Listing →
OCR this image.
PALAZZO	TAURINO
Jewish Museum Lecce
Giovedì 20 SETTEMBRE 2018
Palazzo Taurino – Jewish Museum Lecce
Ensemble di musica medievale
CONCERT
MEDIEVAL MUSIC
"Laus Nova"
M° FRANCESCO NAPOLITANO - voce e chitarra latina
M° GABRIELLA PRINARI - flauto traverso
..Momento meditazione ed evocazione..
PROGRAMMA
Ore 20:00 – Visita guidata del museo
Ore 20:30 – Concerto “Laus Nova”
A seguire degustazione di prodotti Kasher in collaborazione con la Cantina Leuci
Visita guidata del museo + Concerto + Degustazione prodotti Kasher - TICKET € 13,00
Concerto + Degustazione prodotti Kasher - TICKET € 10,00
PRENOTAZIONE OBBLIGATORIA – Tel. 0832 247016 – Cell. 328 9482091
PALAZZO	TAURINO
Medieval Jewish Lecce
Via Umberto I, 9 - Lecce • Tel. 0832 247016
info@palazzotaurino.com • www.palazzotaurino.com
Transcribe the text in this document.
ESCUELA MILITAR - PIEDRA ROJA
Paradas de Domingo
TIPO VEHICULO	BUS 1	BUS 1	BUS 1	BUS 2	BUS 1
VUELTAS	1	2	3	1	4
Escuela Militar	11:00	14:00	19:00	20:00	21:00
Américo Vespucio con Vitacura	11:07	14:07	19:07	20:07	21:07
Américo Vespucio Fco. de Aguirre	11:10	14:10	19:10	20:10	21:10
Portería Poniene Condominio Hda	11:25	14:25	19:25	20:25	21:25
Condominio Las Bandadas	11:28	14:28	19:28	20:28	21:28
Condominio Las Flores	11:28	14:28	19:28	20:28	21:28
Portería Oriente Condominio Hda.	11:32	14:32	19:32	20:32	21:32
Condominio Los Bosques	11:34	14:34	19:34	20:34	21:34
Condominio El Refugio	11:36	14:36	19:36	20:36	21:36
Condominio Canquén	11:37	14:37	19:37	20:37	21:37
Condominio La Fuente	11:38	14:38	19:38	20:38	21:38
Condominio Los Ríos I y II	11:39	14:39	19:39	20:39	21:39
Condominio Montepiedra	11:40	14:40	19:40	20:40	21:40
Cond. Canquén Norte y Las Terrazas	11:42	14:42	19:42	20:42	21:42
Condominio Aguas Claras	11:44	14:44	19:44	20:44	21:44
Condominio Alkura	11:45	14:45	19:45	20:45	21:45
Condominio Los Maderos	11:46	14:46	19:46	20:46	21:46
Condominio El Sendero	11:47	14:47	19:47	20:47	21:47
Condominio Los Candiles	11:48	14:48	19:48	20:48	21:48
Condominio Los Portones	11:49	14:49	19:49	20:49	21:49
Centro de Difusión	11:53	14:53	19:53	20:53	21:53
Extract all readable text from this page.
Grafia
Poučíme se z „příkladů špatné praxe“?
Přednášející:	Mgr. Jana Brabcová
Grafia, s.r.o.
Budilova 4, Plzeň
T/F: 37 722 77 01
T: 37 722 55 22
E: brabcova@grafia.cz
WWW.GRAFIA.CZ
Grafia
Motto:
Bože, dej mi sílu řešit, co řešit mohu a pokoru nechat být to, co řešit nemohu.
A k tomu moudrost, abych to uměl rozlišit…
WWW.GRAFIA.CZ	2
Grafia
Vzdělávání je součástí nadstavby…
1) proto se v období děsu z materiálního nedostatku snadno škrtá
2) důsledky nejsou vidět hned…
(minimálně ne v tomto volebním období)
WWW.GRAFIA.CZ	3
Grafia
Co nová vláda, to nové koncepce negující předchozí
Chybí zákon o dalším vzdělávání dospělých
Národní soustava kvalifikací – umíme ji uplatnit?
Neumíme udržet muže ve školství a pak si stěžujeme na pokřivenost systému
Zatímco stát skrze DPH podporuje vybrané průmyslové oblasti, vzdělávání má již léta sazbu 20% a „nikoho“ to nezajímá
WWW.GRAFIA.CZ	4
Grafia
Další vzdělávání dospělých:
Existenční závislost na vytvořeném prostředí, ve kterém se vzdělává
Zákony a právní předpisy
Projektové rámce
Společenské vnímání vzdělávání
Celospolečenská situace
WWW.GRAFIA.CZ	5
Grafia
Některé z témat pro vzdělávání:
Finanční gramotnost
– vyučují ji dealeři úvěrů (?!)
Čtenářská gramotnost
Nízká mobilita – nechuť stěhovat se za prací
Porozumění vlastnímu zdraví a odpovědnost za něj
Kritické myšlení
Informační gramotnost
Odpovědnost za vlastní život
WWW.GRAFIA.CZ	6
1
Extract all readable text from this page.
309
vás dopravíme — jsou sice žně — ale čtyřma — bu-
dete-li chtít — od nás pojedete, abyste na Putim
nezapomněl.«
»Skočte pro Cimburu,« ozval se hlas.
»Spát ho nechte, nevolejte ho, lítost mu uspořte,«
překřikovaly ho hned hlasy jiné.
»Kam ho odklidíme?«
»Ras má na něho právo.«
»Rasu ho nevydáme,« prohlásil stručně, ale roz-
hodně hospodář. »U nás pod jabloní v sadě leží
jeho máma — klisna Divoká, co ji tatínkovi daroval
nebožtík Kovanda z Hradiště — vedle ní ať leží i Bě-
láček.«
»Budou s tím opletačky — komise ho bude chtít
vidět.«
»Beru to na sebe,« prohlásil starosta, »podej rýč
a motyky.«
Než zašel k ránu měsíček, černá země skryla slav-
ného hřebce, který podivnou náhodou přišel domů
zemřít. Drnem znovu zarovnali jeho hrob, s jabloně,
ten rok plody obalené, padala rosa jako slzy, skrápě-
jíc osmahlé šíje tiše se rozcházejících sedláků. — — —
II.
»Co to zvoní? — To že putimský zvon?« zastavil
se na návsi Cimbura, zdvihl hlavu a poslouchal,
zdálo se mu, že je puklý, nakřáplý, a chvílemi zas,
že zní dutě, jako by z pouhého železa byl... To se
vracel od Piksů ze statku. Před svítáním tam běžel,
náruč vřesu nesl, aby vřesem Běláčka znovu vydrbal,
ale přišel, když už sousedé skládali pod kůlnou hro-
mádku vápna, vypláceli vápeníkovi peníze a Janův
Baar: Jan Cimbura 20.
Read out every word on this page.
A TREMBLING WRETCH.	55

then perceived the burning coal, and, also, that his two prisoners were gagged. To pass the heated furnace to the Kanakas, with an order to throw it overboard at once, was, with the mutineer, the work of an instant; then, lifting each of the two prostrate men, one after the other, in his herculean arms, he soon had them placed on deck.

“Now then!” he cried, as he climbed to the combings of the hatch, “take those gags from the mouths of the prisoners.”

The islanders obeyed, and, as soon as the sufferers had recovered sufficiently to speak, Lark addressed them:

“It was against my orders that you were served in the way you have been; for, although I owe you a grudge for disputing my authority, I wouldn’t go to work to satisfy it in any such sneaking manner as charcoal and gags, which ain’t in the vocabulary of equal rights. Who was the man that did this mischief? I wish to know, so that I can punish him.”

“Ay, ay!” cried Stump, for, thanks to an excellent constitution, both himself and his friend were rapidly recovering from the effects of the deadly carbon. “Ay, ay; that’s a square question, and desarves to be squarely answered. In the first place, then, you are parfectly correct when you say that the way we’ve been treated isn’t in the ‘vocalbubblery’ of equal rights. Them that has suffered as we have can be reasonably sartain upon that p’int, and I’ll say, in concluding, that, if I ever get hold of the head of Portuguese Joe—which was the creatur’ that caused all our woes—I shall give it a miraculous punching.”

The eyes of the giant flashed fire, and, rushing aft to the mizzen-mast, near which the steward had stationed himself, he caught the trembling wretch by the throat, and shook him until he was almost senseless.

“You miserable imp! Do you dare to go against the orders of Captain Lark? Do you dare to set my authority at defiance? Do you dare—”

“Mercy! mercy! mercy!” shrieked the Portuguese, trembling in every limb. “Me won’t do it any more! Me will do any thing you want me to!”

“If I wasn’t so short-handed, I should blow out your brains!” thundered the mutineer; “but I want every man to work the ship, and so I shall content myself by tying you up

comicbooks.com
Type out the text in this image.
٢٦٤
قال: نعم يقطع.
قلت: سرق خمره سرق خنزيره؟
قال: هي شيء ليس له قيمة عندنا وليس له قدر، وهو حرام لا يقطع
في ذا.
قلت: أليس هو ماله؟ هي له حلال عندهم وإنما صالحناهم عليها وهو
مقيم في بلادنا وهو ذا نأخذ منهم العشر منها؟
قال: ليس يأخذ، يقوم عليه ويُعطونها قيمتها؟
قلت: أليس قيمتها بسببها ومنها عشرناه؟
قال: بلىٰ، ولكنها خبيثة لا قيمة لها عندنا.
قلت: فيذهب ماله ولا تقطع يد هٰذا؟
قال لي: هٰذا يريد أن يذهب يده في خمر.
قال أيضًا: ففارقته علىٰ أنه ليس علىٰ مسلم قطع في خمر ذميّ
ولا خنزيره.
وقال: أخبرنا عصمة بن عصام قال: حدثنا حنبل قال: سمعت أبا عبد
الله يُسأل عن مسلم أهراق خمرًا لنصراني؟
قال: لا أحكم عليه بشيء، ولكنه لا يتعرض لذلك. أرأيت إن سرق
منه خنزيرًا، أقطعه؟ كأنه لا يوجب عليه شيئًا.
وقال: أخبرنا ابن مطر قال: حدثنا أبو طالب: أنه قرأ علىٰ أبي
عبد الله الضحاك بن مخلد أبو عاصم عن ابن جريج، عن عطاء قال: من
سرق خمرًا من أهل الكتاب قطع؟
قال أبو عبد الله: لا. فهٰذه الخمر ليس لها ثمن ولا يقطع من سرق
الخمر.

Goal of the exercise → Filter the records above for lines containing the word "Américo", and copy those lines.

The response →
Américo Vespucio con Vitacura	11:07	14:07	19:07	20:07	21:07
Américo Vespucio Fco. de Aguirre	11:10	14:10	19:10	20:10	21:10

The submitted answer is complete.